* _AIM_: Copy every line of the records below word for word, omitting the pictures.

Element and coordinate records:
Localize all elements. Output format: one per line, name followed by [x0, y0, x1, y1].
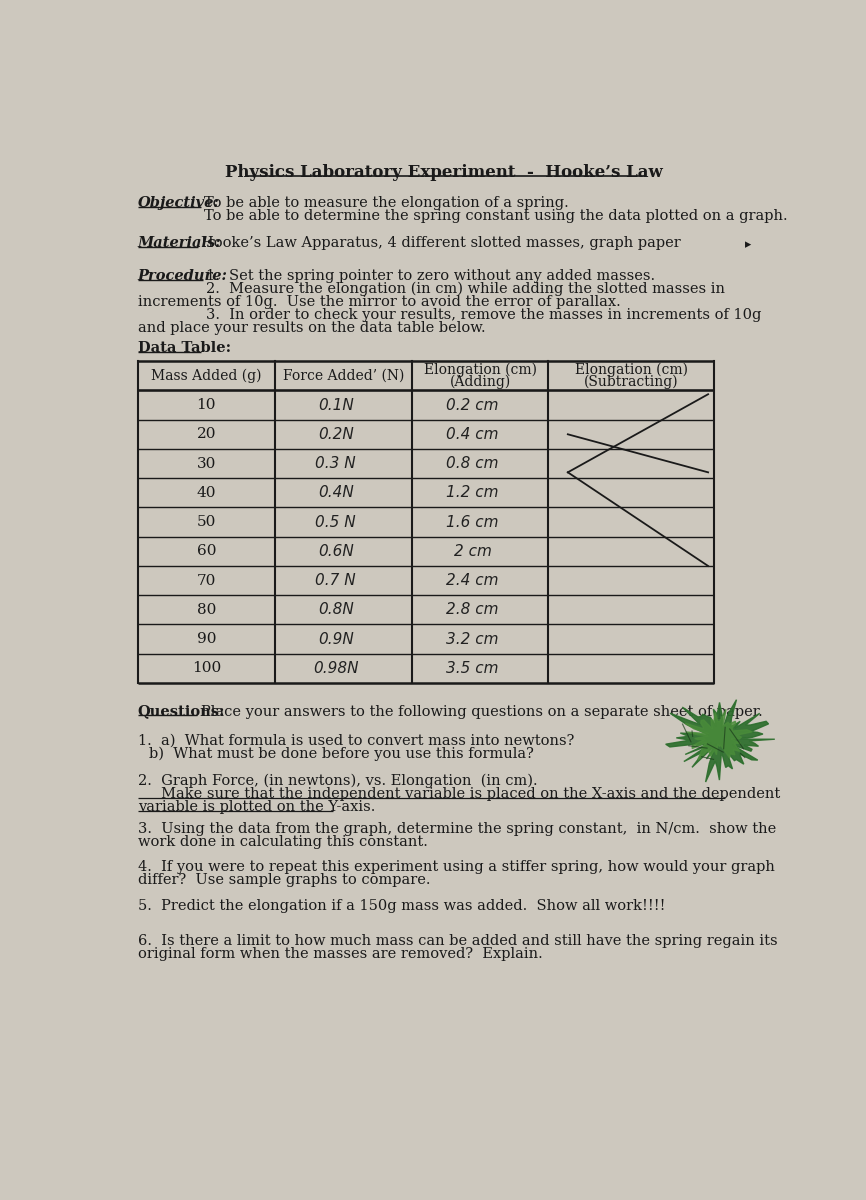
Text: 3.2 cm: 3.2 cm — [446, 631, 499, 647]
Text: and place your results on the data table below.: and place your results on the data table… — [138, 322, 485, 335]
Text: 2.4 cm: 2.4 cm — [446, 574, 499, 588]
Polygon shape — [685, 709, 753, 760]
Text: 1.2 cm: 1.2 cm — [446, 485, 499, 500]
Text: 30: 30 — [197, 456, 216, 470]
Text: 0.4N: 0.4N — [318, 485, 353, 500]
Text: 5.  Predict the elongation if a 150g mass was added.  Show all work!!!!: 5. Predict the elongation if a 150g mass… — [138, 899, 665, 912]
Text: To be able to determine the spring constant using the data plotted on a graph.: To be able to determine the spring const… — [204, 210, 788, 223]
Text: 100: 100 — [191, 661, 221, 676]
Text: 1.6 cm: 1.6 cm — [446, 515, 499, 529]
Text: 3.  Using the data from the graph, determine the spring constant,  in N/cm.  sho: 3. Using the data from the graph, determ… — [138, 822, 776, 835]
Text: 0.7 N: 0.7 N — [315, 574, 356, 588]
Text: 0.2 cm: 0.2 cm — [446, 397, 499, 413]
Text: 0.98N: 0.98N — [313, 661, 359, 676]
Text: 1.  a)  What formula is used to convert mass into newtons?: 1. a) What formula is used to convert ma… — [138, 734, 574, 748]
Text: Make sure that the independent variable is placed on the X-axis and the dependen: Make sure that the independent variable … — [138, 787, 780, 800]
Text: 70: 70 — [197, 574, 216, 588]
Text: 3.5 cm: 3.5 cm — [446, 661, 499, 676]
Text: 0.9N: 0.9N — [318, 631, 353, 647]
Text: 0.2N: 0.2N — [318, 427, 353, 442]
Text: 0.8 cm: 0.8 cm — [446, 456, 499, 472]
Text: 90: 90 — [197, 632, 216, 646]
Text: 2.8 cm: 2.8 cm — [446, 602, 499, 617]
Polygon shape — [666, 700, 775, 782]
Text: variable is plotted on the Y-axis.: variable is plotted on the Y-axis. — [138, 800, 375, 814]
Text: 80: 80 — [197, 602, 216, 617]
Text: Data Table:: Data Table: — [138, 341, 231, 355]
Text: differ?  Use sample graphs to compare.: differ? Use sample graphs to compare. — [138, 874, 430, 887]
Text: 4.  If you were to repeat this experiment using a stiffer spring, how would your: 4. If you were to repeat this experiment… — [138, 860, 774, 874]
Text: Place your answers to the following questions on a separate sheet of paper.: Place your answers to the following ques… — [201, 704, 763, 719]
Text: 0.5 N: 0.5 N — [315, 515, 356, 529]
Text: Physics Laboratory Experiment  -  Hooke’s Law: Physics Laboratory Experiment - Hooke’s … — [225, 164, 662, 181]
Text: Mass Added (g): Mass Added (g) — [151, 368, 262, 383]
Text: 2.  Graph Force, (in newtons), vs. Elongation  (in cm).: 2. Graph Force, (in newtons), vs. Elonga… — [138, 774, 537, 788]
Text: work done in calculating this constant.: work done in calculating this constant. — [138, 835, 428, 848]
Text: 2 cm: 2 cm — [454, 544, 491, 559]
Text: original form when the masses are removed?  Explain.: original form when the masses are remove… — [138, 947, 542, 961]
Text: 0.3 N: 0.3 N — [315, 456, 356, 472]
Text: Procedure:: Procedure: — [138, 269, 228, 283]
Text: 2.  Measure the elongation (in cm) while adding the slotted masses in: 2. Measure the elongation (in cm) while … — [206, 282, 725, 296]
Text: (Adding): (Adding) — [449, 374, 511, 389]
Text: increments of 10g.  Use the mirror to avoid the error of parallax.: increments of 10g. Use the mirror to avo… — [138, 295, 620, 308]
Text: Elongation (cm): Elongation (cm) — [575, 362, 688, 377]
Text: 3.  In order to check your results, remove the masses in increments of 10g: 3. In order to check your results, remov… — [206, 308, 761, 322]
Text: To be able to measure the elongation of a spring.: To be able to measure the elongation of … — [204, 197, 569, 210]
Text: 60: 60 — [197, 545, 216, 558]
Text: 20: 20 — [197, 427, 216, 442]
Text: 10: 10 — [197, 398, 216, 412]
Text: Hooke’s Law Apparatus, 4 different slotted masses, graph paper: Hooke’s Law Apparatus, 4 different slott… — [201, 236, 681, 251]
Text: b)  What must be done before you use this formula?: b) What must be done before you use this… — [149, 746, 533, 761]
Text: (Subtracting): (Subtracting) — [584, 374, 679, 389]
Text: Questions:: Questions: — [138, 704, 225, 719]
Text: Force Added’ (N): Force Added’ (N) — [283, 368, 404, 383]
Text: 0.8N: 0.8N — [318, 602, 353, 617]
Text: 0.6N: 0.6N — [318, 544, 353, 559]
Text: 50: 50 — [197, 515, 216, 529]
Text: 1.  Set the spring pointer to zero without any added masses.: 1. Set the spring pointer to zero withou… — [206, 269, 655, 283]
Text: Elongation (cm): Elongation (cm) — [423, 362, 537, 377]
Text: Objective:: Objective: — [138, 197, 219, 210]
Text: 0.1N: 0.1N — [318, 397, 353, 413]
Text: 0.4 cm: 0.4 cm — [446, 427, 499, 442]
Text: 40: 40 — [197, 486, 216, 500]
Text: Materials:: Materials: — [138, 236, 222, 251]
Text: 6.  Is there a limit to how much mass can be added and still have the spring reg: 6. Is there a limit to how much mass can… — [138, 934, 778, 948]
Text: ▸: ▸ — [746, 238, 752, 251]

* _ANSWER TO THIS TASK_:
Localize all elements. Output format: one per line, name followed by [x0, y0, x1, y1].
Text: 3.2 cm: 3.2 cm — [446, 631, 499, 647]
Text: and place your results on the data table below.: and place your results on the data table… — [138, 322, 485, 335]
Text: 2.4 cm: 2.4 cm — [446, 574, 499, 588]
Polygon shape — [685, 709, 753, 760]
Text: 1.2 cm: 1.2 cm — [446, 485, 499, 500]
Text: 30: 30 — [197, 456, 216, 470]
Text: 0.4N: 0.4N — [318, 485, 353, 500]
Text: 5.  Predict the elongation if a 150g mass was added.  Show all work!!!!: 5. Predict the elongation if a 150g mass… — [138, 899, 665, 912]
Text: To be able to determine the spring constant using the data plotted on a graph.: To be able to determine the spring const… — [204, 210, 788, 223]
Text: 100: 100 — [191, 661, 221, 676]
Text: 1.6 cm: 1.6 cm — [446, 515, 499, 529]
Text: 3.  Using the data from the graph, determine the spring constant,  in N/cm.  sho: 3. Using the data from the graph, determ… — [138, 822, 776, 835]
Text: 0.7 N: 0.7 N — [315, 574, 356, 588]
Text: 0.2 cm: 0.2 cm — [446, 397, 499, 413]
Text: 0.98N: 0.98N — [313, 661, 359, 676]
Text: 1.  a)  What formula is used to convert mass into newtons?: 1. a) What formula is used to convert ma… — [138, 734, 574, 748]
Text: Make sure that the independent variable is placed on the X-axis and the dependen: Make sure that the independent variable … — [138, 787, 780, 800]
Text: 70: 70 — [197, 574, 216, 588]
Text: 3.5 cm: 3.5 cm — [446, 661, 499, 676]
Text: 0.9N: 0.9N — [318, 631, 353, 647]
Text: 0.2N: 0.2N — [318, 427, 353, 442]
Text: 0.8 cm: 0.8 cm — [446, 456, 499, 472]
Text: 90: 90 — [197, 632, 216, 646]
Text: 2.8 cm: 2.8 cm — [446, 602, 499, 617]
Polygon shape — [666, 700, 775, 782]
Text: variable is plotted on the Y-axis.: variable is plotted on the Y-axis. — [138, 800, 375, 814]
Text: 80: 80 — [197, 602, 216, 617]
Text: Data Table:: Data Table: — [138, 341, 231, 355]
Text: differ?  Use sample graphs to compare.: differ? Use sample graphs to compare. — [138, 874, 430, 887]
Text: 4.  If you were to repeat this experiment using a stiffer spring, how would your: 4. If you were to repeat this experiment… — [138, 860, 774, 874]
Text: Place your answers to the following questions on a separate sheet of paper.: Place your answers to the following ques… — [201, 704, 763, 719]
Text: 0.5 N: 0.5 N — [315, 515, 356, 529]
Text: Physics Laboratory Experiment  -  Hooke’s Law: Physics Laboratory Experiment - Hooke’s … — [225, 164, 662, 181]
Text: Mass Added (g): Mass Added (g) — [151, 368, 262, 383]
Text: 2.  Graph Force, (in newtons), vs. Elongation  (in cm).: 2. Graph Force, (in newtons), vs. Elonga… — [138, 774, 537, 788]
Text: work done in calculating this constant.: work done in calculating this constant. — [138, 835, 428, 848]
Text: 2 cm: 2 cm — [454, 544, 491, 559]
Text: original form when the masses are removed?  Explain.: original form when the masses are remove… — [138, 947, 542, 961]
Text: 0.3 N: 0.3 N — [315, 456, 356, 472]
Text: Procedure:: Procedure: — [138, 269, 228, 283]
Text: 2.  Measure the elongation (in cm) while adding the slotted masses in: 2. Measure the elongation (in cm) while … — [206, 282, 725, 296]
Text: (Adding): (Adding) — [449, 374, 511, 389]
Text: increments of 10g.  Use the mirror to avoid the error of parallax.: increments of 10g. Use the mirror to avo… — [138, 295, 620, 308]
Text: Elongation (cm): Elongation (cm) — [575, 362, 688, 377]
Text: 3.  In order to check your results, remove the masses in increments of 10g: 3. In order to check your results, remov… — [206, 308, 761, 322]
Text: To be able to measure the elongation of a spring.: To be able to measure the elongation of … — [204, 197, 569, 210]
Text: 60: 60 — [197, 545, 216, 558]
Text: 20: 20 — [197, 427, 216, 442]
Text: 10: 10 — [197, 398, 216, 412]
Text: Hooke’s Law Apparatus, 4 different slotted masses, graph paper: Hooke’s Law Apparatus, 4 different slott… — [201, 236, 681, 251]
Text: b)  What must be done before you use this formula?: b) What must be done before you use this… — [149, 746, 533, 761]
Text: (Subtracting): (Subtracting) — [584, 374, 679, 389]
Text: Questions:: Questions: — [138, 704, 225, 719]
Text: Force Added’ (N): Force Added’ (N) — [283, 368, 404, 383]
Text: 0.8N: 0.8N — [318, 602, 353, 617]
Text: 0.6N: 0.6N — [318, 544, 353, 559]
Text: 50: 50 — [197, 515, 216, 529]
Text: 1.  Set the spring pointer to zero without any added masses.: 1. Set the spring pointer to zero withou… — [206, 269, 655, 283]
Text: Elongation (cm): Elongation (cm) — [423, 362, 537, 377]
Text: Objective:: Objective: — [138, 197, 219, 210]
Text: 0.1N: 0.1N — [318, 397, 353, 413]
Text: 0.4 cm: 0.4 cm — [446, 427, 499, 442]
Text: 40: 40 — [197, 486, 216, 500]
Text: Materials:: Materials: — [138, 236, 222, 251]
Text: 6.  Is there a limit to how much mass can be added and still have the spring reg: 6. Is there a limit to how much mass can… — [138, 934, 778, 948]
Text: ▸: ▸ — [746, 238, 752, 251]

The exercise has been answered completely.